Stored entries
____

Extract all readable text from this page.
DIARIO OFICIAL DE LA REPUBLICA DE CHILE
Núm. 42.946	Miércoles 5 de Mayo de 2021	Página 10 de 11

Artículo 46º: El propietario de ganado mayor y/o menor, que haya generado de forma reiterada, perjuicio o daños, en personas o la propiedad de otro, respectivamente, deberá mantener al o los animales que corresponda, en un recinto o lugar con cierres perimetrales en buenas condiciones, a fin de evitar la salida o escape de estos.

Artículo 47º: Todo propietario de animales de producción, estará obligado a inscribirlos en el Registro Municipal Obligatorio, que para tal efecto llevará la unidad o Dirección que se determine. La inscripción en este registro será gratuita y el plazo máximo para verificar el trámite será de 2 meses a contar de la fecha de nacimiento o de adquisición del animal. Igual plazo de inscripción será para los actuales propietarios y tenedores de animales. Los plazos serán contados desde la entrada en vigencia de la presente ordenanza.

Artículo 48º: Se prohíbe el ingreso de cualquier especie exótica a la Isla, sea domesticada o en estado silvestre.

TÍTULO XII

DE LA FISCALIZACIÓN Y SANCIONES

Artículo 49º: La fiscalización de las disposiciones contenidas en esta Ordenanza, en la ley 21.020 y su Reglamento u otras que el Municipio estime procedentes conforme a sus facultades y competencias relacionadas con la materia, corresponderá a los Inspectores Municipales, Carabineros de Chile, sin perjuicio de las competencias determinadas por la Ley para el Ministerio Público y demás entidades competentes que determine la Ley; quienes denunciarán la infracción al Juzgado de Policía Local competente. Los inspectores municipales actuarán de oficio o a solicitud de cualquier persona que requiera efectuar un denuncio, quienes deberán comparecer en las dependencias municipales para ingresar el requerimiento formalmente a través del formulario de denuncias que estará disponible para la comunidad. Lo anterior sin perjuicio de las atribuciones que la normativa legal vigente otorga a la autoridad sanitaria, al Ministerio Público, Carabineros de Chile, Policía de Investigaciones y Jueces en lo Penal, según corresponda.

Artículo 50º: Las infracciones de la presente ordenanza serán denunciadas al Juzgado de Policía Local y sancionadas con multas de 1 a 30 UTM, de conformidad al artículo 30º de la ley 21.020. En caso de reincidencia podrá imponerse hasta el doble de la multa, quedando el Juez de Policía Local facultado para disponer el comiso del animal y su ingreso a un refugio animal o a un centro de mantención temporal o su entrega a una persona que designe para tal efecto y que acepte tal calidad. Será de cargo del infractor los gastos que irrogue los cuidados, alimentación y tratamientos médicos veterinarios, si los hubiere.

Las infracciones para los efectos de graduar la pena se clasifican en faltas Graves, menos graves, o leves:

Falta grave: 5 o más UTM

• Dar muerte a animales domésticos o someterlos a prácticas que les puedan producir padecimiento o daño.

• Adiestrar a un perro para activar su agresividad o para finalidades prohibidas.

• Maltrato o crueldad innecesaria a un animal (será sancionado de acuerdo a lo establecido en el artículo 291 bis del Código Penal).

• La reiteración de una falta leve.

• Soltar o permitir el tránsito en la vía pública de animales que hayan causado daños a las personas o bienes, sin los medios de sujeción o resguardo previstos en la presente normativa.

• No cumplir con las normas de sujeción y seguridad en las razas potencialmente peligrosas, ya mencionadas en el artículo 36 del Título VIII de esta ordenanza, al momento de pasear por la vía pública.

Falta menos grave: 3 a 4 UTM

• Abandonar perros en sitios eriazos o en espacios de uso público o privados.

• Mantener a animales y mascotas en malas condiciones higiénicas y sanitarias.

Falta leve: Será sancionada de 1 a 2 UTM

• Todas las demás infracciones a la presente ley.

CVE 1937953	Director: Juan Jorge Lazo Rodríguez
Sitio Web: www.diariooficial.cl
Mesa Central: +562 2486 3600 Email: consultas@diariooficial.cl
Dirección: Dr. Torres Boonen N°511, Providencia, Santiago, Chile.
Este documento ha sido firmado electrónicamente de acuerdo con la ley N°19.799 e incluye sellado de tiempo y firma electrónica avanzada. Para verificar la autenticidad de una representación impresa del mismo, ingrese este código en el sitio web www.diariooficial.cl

____

**Exercise goal:** Every entry should be printed again exactly as it stands.

**Exercise result:**
Extract all readable text from this page.
DIARIO OFICIAL DE LA REPUBLICA DE CHILE
Núm. 42.946	Miércoles 5 de Mayo de 2021	Página 10 de 11

Artículo 46º: El propietario de ganado mayor y/o menor, que haya generado de forma reiterada, perjuicio o daños, en personas o la propiedad de otro, respectivamente, deberá mantener al o los animales que corresponda, en un recinto o lugar con cierres perimetrales en buenas condiciones, a fin de evitar la salida o escape de estos.

Artículo 47º: Todo propietario de animales de producción, estará obligado a inscribirlos en el Registro Municipal Obligatorio, que para tal efecto llevará la unidad o Dirección que se determine. La inscripción en este registro será gratuita y el plazo máximo para verificar el trámite será de 2 meses a contar de la fecha de nacimiento o de adquisición del animal. Igual plazo de inscripción será para los actuales propietarios y tenedores de animales. Los plazos serán contados desde la entrada en vigencia de la presente ordenanza.

Artículo 48º: Se prohíbe el ingreso de cualquier especie exótica a la Isla, sea domesticada o en estado silvestre.

TÍTULO XII

DE LA FISCALIZACIÓN Y SANCIONES

Artículo 49º: La fiscalización de las disposiciones contenidas en esta Ordenanza, en la ley 21.020 y su Reglamento u otras que el Municipio estime procedentes conforme a sus facultades y competencias relacionadas con la materia, corresponderá a los Inspectores Municipales, Carabineros de Chile, sin perjuicio de las competencias determinadas por la Ley para el Ministerio Público y demás entidades competentes que determine la Ley; quienes denunciarán la infracción al Juzgado de Policía Local competente. Los inspectores municipales actuarán de oficio o a solicitud de cualquier persona que requiera efectuar un denuncio, quienes deberán comparecer en las dependencias municipales para ingresar el requerimiento formalmente a través del formulario de denuncias que estará disponible para la comunidad. Lo anterior sin perjuicio de las atribuciones que la normativa legal vigente otorga a la autoridad sanitaria, al Ministerio Público, Carabineros de Chile, Policía de Investigaciones y Jueces en lo Penal, según corresponda.

Artículo 50º: Las infracciones de la presente ordenanza serán denunciadas al Juzgado de Policía Local y sancionadas con multas de 1 a 30 UTM, de conformidad al artículo 30º de la ley 21.020. En caso de reincidencia podrá imponerse hasta el doble de la multa, quedando el Juez de Policía Local facultado para disponer el comiso del animal y su ingreso a un refugio animal o a un centro de mantención temporal o su entrega a una persona que designe para tal efecto y que acepte tal calidad. Será de cargo del infractor los gastos que irrogue los cuidados, alimentación y tratamientos médicos veterinarios, si los hubiere.

Las infracciones para los efectos de graduar la pena se clasifican en faltas Graves, menos graves, o leves:

Falta grave: 5 o más UTM

• Dar muerte a animales domésticos o someterlos a prácticas que les puedan producir padecimiento o daño.

• Adiestrar a un perro para activar su agresividad o para finalidades prohibidas.

• Maltrato o crueldad innecesaria a un animal (será sancionado de acuerdo a lo establecido en el artículo 291 bis del Código Penal).

• La reiteración de una falta leve.

• Soltar o permitir el tránsito en la vía pública de animales que hayan causado daños a las personas o bienes, sin los medios de sujeción o resguardo previstos en la presente normativa.

• No cumplir con las normas de sujeción y seguridad en las razas potencialmente peligrosas, ya mencionadas en el artículo 36 del Título VIII de esta ordenanza, al momento de pasear por la vía pública.

Falta menos grave: 3 a 4 UTM

• Abandonar perros en sitios eriazos o en espacios de uso público o privados.

• Mantener a animales y mascotas en malas condiciones higiénicas y sanitarias.

Falta leve: Será sancionada de 1 a 2 UTM

• Todas las demás infracciones a la presente ley.

CVE 1937953	Director: Juan Jorge Lazo Rodríguez
Sitio Web: www.diariooficial.cl
Mesa Central: +562 2486 3600 Email: consultas@diariooficial.cl
Dirección: Dr. Torres Boonen N°511, Providencia, Santiago, Chile.
Este documento ha sido firmado electrónicamente de acuerdo con la ley N°19.799 e incluye sellado de tiempo y firma electrónica avanzada. Para verificar la autenticidad de una representación impresa del mismo, ingrese este código en el sitio web www.diariooficial.cl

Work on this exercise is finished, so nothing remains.